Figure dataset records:

* START *

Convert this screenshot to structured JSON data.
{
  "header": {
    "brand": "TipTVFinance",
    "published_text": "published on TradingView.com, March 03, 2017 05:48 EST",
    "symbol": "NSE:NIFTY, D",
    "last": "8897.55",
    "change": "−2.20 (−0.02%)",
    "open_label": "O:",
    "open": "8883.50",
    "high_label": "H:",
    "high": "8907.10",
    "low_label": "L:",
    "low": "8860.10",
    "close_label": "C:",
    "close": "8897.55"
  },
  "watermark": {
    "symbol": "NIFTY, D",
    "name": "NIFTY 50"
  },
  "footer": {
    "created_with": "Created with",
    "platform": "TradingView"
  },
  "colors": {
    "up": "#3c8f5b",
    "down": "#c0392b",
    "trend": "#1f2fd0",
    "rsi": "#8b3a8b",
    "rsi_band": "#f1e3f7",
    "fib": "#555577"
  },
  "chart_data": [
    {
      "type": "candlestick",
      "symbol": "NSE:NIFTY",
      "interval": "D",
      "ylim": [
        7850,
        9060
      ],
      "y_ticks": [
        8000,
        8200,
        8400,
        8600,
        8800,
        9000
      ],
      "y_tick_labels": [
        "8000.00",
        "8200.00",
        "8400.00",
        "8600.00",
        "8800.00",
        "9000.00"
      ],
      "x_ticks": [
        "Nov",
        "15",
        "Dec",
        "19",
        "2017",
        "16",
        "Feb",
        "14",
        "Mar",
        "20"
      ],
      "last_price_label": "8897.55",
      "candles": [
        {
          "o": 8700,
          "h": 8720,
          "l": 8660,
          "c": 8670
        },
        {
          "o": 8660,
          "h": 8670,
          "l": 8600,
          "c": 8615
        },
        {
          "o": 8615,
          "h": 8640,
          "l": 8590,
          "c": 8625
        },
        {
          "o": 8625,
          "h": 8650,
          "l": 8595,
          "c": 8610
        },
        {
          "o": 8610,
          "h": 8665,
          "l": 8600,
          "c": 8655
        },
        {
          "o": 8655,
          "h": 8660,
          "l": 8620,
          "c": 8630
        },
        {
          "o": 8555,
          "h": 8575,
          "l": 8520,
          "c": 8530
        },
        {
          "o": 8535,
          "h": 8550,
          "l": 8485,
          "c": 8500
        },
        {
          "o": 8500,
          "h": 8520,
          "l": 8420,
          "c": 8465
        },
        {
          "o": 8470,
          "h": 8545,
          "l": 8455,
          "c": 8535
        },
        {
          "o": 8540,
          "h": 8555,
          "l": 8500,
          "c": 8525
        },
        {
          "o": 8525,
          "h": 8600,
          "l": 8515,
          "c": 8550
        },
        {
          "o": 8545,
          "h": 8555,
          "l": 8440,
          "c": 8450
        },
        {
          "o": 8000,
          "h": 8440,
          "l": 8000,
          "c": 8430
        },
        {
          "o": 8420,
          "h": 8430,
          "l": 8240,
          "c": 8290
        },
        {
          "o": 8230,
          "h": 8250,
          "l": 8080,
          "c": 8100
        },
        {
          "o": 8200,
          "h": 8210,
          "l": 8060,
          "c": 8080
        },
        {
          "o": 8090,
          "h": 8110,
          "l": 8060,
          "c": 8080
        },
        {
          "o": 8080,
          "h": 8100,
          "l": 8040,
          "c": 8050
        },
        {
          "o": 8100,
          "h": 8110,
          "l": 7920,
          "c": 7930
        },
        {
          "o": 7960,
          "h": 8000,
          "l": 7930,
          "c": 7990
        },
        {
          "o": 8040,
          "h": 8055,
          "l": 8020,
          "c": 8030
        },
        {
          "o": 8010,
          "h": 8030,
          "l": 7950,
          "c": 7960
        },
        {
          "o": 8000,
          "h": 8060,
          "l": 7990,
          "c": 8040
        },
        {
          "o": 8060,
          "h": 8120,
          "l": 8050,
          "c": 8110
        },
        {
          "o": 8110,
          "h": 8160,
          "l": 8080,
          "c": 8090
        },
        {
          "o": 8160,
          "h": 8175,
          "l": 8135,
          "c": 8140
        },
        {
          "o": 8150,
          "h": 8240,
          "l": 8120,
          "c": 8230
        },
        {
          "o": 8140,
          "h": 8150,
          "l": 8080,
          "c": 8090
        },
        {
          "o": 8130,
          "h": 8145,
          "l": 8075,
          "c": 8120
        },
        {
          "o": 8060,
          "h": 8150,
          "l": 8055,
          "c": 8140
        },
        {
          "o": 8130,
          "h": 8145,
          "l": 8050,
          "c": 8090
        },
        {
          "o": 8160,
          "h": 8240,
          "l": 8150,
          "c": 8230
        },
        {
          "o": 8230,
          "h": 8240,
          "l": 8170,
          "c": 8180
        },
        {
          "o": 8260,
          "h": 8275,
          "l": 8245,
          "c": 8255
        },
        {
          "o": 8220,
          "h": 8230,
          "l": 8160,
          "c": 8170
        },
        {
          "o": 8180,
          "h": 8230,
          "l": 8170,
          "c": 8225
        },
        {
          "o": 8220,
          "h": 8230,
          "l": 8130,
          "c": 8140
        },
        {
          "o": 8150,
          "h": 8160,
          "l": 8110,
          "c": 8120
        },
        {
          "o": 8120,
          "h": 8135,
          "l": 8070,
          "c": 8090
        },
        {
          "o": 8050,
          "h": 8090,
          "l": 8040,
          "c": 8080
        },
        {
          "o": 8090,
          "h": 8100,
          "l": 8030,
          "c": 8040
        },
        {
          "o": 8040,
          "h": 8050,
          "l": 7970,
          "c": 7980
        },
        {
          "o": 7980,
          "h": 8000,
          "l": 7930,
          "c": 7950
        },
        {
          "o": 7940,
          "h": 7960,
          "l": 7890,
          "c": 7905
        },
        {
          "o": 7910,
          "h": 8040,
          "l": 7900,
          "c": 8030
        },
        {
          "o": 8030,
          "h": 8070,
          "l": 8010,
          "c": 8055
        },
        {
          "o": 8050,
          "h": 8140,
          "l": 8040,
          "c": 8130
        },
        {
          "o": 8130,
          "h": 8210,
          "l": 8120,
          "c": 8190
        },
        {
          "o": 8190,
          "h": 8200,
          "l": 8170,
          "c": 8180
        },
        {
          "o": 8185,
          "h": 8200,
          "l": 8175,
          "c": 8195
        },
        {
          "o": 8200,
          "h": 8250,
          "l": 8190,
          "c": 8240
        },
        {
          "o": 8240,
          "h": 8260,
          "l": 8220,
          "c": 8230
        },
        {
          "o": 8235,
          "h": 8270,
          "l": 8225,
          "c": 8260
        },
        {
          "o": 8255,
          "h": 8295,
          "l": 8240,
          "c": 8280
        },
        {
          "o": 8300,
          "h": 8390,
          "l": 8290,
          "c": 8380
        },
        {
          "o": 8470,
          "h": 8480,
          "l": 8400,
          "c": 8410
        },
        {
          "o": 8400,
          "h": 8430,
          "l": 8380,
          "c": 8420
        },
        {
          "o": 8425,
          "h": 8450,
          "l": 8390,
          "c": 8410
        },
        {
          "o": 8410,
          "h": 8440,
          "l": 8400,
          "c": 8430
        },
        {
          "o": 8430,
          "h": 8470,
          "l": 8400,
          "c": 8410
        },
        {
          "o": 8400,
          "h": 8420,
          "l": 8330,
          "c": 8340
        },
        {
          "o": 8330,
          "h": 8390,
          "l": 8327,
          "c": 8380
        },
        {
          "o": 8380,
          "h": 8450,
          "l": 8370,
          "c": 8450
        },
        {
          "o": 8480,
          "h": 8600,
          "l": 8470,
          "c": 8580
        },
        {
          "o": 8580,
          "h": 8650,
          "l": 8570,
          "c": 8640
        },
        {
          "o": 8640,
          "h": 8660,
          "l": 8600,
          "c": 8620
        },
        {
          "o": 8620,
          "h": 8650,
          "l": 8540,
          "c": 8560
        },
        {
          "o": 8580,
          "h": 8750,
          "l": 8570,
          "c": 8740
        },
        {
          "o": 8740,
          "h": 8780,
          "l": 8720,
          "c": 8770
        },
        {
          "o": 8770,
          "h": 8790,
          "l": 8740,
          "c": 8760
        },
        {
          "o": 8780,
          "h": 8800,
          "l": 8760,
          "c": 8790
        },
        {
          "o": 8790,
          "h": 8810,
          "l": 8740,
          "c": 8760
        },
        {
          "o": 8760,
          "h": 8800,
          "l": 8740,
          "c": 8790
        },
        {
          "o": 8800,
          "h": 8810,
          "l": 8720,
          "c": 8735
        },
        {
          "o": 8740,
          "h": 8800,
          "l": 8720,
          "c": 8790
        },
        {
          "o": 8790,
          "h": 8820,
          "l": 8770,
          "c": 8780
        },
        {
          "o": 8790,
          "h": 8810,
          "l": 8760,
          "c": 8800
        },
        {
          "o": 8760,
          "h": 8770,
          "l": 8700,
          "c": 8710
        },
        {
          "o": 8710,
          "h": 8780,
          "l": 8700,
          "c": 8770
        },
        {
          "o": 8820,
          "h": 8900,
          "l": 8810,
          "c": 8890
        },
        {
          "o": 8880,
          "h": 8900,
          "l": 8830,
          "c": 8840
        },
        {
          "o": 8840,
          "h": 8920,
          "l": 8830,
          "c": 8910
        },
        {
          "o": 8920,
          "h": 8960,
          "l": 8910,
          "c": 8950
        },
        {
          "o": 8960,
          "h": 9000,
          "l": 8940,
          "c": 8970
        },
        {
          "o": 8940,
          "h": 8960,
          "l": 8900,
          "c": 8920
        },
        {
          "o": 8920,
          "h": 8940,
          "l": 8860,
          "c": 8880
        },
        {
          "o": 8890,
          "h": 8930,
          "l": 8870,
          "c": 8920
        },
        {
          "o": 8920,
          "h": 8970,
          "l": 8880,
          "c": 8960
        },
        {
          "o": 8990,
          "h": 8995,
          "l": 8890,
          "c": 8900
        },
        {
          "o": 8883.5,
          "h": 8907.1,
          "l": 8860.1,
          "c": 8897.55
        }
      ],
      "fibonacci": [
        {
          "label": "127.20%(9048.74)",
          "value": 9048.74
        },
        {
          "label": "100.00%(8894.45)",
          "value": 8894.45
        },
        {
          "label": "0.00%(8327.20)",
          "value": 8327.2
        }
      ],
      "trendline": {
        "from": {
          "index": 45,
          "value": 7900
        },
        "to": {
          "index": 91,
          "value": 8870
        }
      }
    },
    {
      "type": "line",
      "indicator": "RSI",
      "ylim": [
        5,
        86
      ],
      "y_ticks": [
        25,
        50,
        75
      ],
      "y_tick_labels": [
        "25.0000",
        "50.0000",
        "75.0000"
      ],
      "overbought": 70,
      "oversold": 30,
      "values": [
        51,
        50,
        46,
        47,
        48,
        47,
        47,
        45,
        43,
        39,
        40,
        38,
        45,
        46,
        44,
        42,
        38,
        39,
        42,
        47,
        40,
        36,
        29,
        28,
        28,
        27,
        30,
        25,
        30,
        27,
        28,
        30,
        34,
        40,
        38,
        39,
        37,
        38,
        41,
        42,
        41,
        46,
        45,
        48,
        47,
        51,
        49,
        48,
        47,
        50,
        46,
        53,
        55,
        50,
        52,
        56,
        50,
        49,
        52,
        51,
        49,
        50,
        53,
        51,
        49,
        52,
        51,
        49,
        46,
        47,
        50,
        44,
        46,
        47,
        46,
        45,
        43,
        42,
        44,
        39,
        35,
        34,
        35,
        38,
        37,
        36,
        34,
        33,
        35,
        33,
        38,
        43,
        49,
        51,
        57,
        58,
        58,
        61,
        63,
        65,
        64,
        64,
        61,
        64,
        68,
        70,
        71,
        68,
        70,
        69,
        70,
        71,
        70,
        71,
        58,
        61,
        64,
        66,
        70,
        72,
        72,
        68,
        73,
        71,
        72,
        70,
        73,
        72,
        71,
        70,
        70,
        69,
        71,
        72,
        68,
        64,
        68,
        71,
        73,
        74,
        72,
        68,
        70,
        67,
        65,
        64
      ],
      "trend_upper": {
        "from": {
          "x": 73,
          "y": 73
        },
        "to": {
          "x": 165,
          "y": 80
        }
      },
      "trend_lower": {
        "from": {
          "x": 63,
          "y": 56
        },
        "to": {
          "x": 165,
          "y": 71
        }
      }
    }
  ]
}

* END *

:: AIM ::
Go through the records. Copy each line where "symbol" appears.

:: OUTPUT OF THE TASK ::
    "symbol": "NSE:NIFTY, D",
    "symbol": "NIFTY, D",
      "symbol": "NSE:NIFTY",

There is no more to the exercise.